**SET TASK**
Your job is to retype all of the data word for word, leaving every image out.
▼
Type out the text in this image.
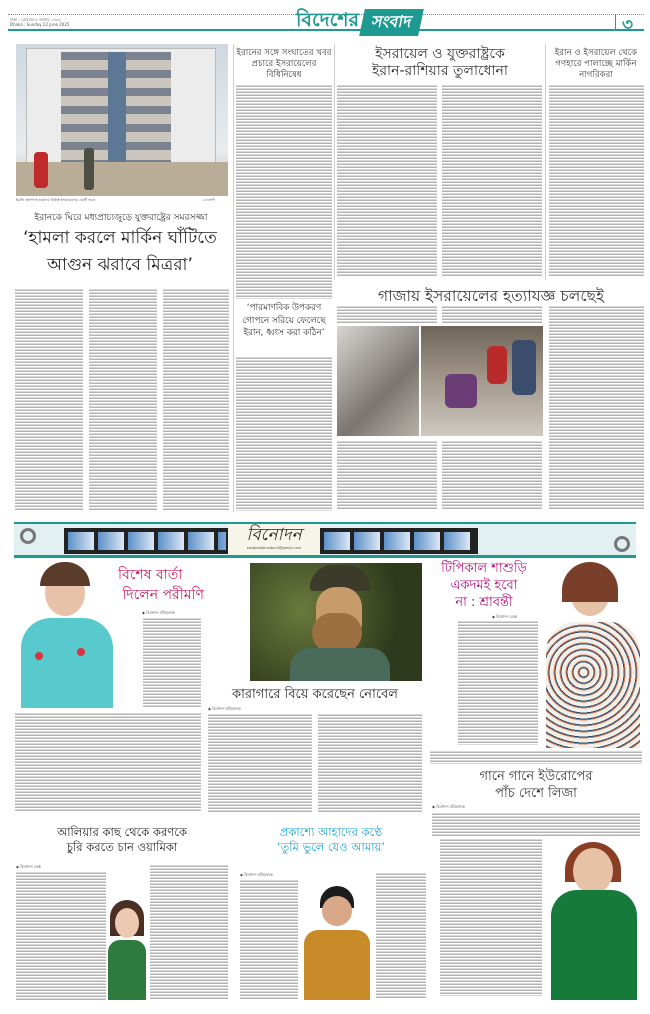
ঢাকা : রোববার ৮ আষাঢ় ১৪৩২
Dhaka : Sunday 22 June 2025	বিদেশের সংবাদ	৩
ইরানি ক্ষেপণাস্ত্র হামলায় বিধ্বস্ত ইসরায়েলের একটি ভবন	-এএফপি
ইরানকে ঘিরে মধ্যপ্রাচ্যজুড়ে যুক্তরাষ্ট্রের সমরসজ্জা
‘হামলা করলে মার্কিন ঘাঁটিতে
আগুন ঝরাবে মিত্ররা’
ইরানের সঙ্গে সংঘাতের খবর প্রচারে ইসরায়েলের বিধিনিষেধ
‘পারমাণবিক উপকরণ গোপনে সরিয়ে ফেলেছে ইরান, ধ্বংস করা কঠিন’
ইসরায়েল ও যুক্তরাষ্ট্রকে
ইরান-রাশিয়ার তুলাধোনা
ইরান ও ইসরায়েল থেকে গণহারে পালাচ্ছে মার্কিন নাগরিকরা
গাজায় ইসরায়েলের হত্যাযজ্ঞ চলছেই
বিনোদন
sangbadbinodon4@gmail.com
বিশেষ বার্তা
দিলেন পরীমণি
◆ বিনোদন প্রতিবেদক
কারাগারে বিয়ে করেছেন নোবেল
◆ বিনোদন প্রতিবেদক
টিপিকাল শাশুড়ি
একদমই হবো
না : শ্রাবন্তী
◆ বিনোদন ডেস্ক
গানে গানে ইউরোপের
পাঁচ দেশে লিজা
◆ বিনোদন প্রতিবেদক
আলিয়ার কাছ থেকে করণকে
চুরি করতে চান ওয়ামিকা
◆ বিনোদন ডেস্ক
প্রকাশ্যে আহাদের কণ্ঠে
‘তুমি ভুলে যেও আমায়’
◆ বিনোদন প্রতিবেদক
▲
**OUTPUT**
Type out the text in this image.
ঢাকা : রোববার ৮ আষাঢ় ১৪৩২
Dhaka : Sunday 22 June 2025	বিদেশের সংবাদ	৩
ইরানি ক্ষেপণাস্ত্র হামলায় বিধ্বস্ত ইসরায়েলের একটি ভবন	-এএফপি
ইরানকে ঘিরে মধ্যপ্রাচ্যজুড়ে যুক্তরাষ্ট্রের সমরসজ্জা
‘হামলা করলে মার্কিন ঘাঁটিতে
আগুন ঝরাবে মিত্ররা’
ইরানের সঙ্গে সংঘাতের খবর প্রচারে ইসরায়েলের বিধিনিষেধ
‘পারমাণবিক উপকরণ গোপনে সরিয়ে ফেলেছে ইরান, ধ্বংস করা কঠিন’
ইসরায়েল ও যুক্তরাষ্ট্রকে
ইরান-রাশিয়ার তুলাধোনা
ইরান ও ইসরায়েল থেকে গণহারে পালাচ্ছে মার্কিন নাগরিকরা
গাজায় ইসরায়েলের হত্যাযজ্ঞ চলছেই
বিনোদন
sangbadbinodon4@gmail.com
বিশেষ বার্তা
দিলেন পরীমণি
◆ বিনোদন প্রতিবেদক
কারাগারে বিয়ে করেছেন নোবেল
◆ বিনোদন প্রতিবেদক
টিপিকাল শাশুড়ি
একদমই হবো
না : শ্রাবন্তী
◆ বিনোদন ডেস্ক
গানে গানে ইউরোপের
পাঁচ দেশে লিজা
◆ বিনোদন প্রতিবেদক
আলিয়ার কাছ থেকে করণকে
চুরি করতে চান ওয়ামিকা
◆ বিনোদন ডেস্ক
প্রকাশ্যে আহাদের কণ্ঠে
‘তুমি ভুলে যেও আমায়’
◆ বিনোদন প্রতিবেদক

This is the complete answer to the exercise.